= Request =
Output each entry that follows exactly. Images stay out.

= Given records =
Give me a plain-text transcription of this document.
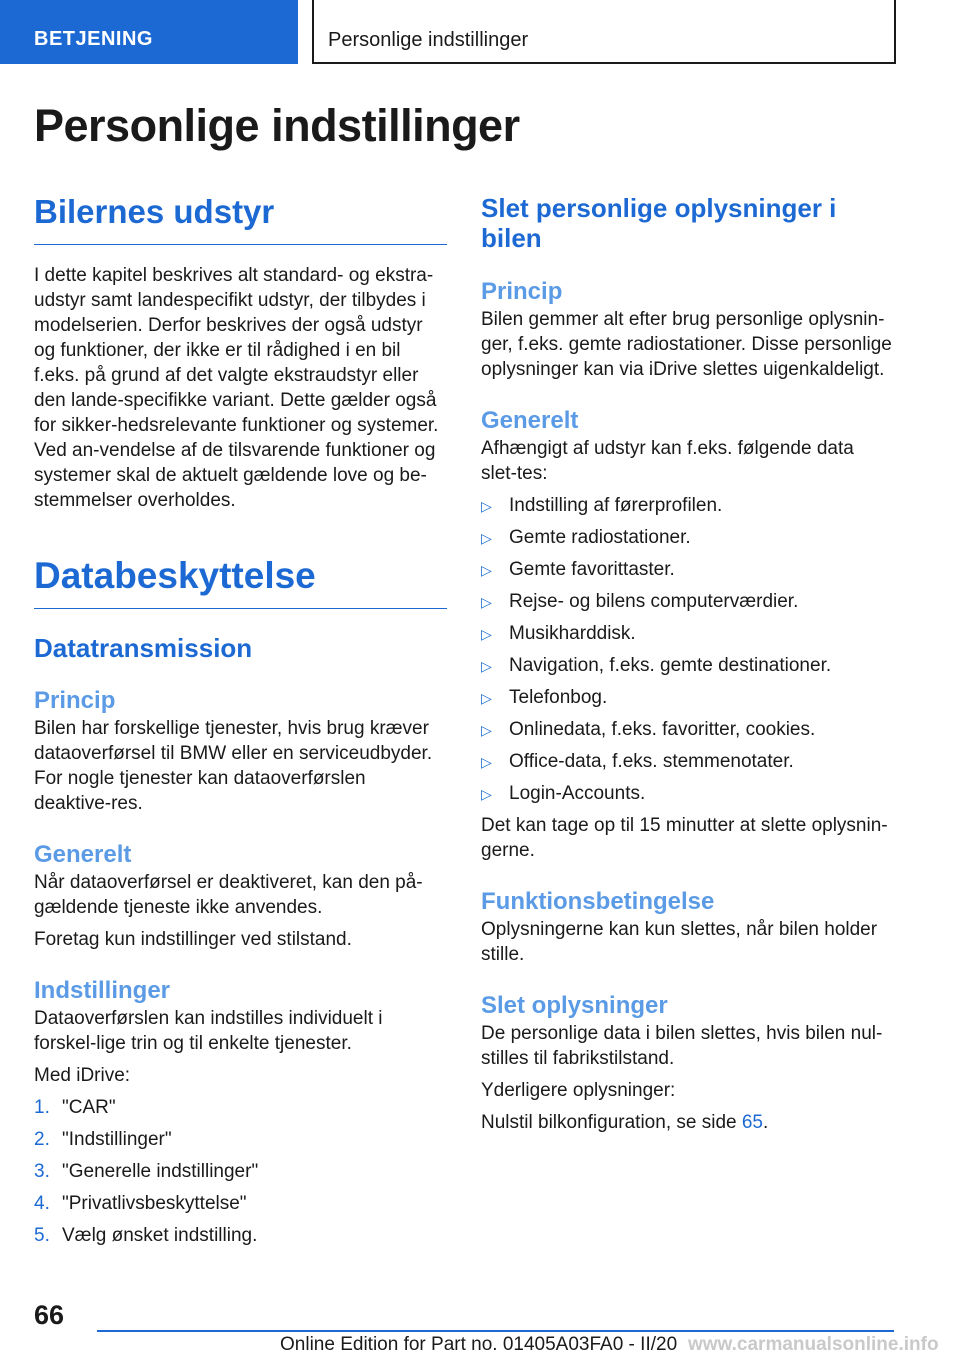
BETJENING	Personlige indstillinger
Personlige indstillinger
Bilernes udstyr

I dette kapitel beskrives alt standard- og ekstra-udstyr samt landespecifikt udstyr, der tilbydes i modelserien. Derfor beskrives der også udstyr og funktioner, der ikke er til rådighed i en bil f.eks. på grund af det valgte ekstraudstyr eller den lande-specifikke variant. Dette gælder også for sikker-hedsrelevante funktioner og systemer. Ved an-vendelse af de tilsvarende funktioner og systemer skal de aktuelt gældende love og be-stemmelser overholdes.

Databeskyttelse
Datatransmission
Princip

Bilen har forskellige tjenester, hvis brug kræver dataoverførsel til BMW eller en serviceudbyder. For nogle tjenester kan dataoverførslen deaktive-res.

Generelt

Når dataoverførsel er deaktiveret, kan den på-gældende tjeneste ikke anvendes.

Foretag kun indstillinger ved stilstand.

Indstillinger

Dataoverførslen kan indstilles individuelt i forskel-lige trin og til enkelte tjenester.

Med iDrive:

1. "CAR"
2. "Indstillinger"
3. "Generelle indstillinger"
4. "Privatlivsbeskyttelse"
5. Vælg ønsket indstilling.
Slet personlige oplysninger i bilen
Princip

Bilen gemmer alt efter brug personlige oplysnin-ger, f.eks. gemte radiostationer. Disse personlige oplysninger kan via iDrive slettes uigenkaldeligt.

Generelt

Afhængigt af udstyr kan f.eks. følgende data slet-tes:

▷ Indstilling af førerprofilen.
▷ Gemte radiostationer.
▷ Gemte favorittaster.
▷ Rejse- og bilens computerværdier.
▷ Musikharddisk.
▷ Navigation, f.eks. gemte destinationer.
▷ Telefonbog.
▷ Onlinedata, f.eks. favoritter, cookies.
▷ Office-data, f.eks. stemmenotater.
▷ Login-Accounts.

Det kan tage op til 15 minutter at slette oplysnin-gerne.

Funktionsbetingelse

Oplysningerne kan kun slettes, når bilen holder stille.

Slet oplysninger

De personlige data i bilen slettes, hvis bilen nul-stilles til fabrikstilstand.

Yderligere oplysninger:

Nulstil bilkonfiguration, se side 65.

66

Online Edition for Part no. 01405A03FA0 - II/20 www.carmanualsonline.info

= Exercise answer =
Give me a plain-text transcription of this document.
BETJENING	Personlige indstillinger
Personlige indstillinger
Bilernes udstyr

I dette kapitel beskrives alt standard- og ekstra-udstyr samt landespecifikt udstyr, der tilbydes i modelserien. Derfor beskrives der også udstyr og funktioner, der ikke er til rådighed i en bil f.eks. på grund af det valgte ekstraudstyr eller den lande-specifikke variant. Dette gælder også for sikker-hedsrelevante funktioner og systemer. Ved an-vendelse af de tilsvarende funktioner og systemer skal de aktuelt gældende love og be-stemmelser overholdes.

Databeskyttelse
Datatransmission
Princip

Bilen har forskellige tjenester, hvis brug kræver dataoverførsel til BMW eller en serviceudbyder. For nogle tjenester kan dataoverførslen deaktive-res.

Generelt

Når dataoverførsel er deaktiveret, kan den på-gældende tjeneste ikke anvendes.

Foretag kun indstillinger ved stilstand.

Indstillinger

Dataoverførslen kan indstilles individuelt i forskel-lige trin og til enkelte tjenester.

Med iDrive:

1. "CAR"
2. "Indstillinger"
3. "Generelle indstillinger"
4. "Privatlivsbeskyttelse"
5. Vælg ønsket indstilling.
Slet personlige oplysninger i bilen
Princip

Bilen gemmer alt efter brug personlige oplysnin-ger, f.eks. gemte radiostationer. Disse personlige oplysninger kan via iDrive slettes uigenkaldeligt.

Generelt

Afhængigt af udstyr kan f.eks. følgende data slet-tes:

▷ Indstilling af førerprofilen.
▷ Gemte radiostationer.
▷ Gemte favorittaster.
▷ Rejse- og bilens computerværdier.
▷ Musikharddisk.
▷ Navigation, f.eks. gemte destinationer.
▷ Telefonbog.
▷ Onlinedata, f.eks. favoritter, cookies.
▷ Office-data, f.eks. stemmenotater.
▷ Login-Accounts.

Det kan tage op til 15 minutter at slette oplysnin-gerne.

Funktionsbetingelse

Oplysningerne kan kun slettes, når bilen holder stille.

Slet oplysninger

De personlige data i bilen slettes, hvis bilen nul-stilles til fabrikstilstand.

Yderligere oplysninger:

Nulstil bilkonfiguration, se side 65.

66

Online Edition for Part no. 01405A03FA0 - II/20 www.carmanualsonline.info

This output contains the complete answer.